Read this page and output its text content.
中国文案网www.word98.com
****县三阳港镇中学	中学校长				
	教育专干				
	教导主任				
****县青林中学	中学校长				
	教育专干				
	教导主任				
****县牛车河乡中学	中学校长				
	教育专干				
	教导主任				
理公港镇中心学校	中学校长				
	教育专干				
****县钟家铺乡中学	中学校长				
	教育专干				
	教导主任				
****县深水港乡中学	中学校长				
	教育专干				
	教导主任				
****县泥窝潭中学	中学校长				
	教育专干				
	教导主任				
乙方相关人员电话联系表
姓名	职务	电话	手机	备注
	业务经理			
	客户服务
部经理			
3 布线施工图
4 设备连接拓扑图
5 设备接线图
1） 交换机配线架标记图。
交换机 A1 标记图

— Work instructions —
In the listing, find all lines with the string "中学校长" and copy them.

— Finished answer —
****县三阳港镇中学	中学校长				
****县青林中学	中学校长				
****县牛车河乡中学	中学校长				
理公港镇中心学校	中学校长				
****县钟家铺乡中学	中学校长				
****县深水港乡中学	中学校长				
****县泥窝潭中学	中学校长				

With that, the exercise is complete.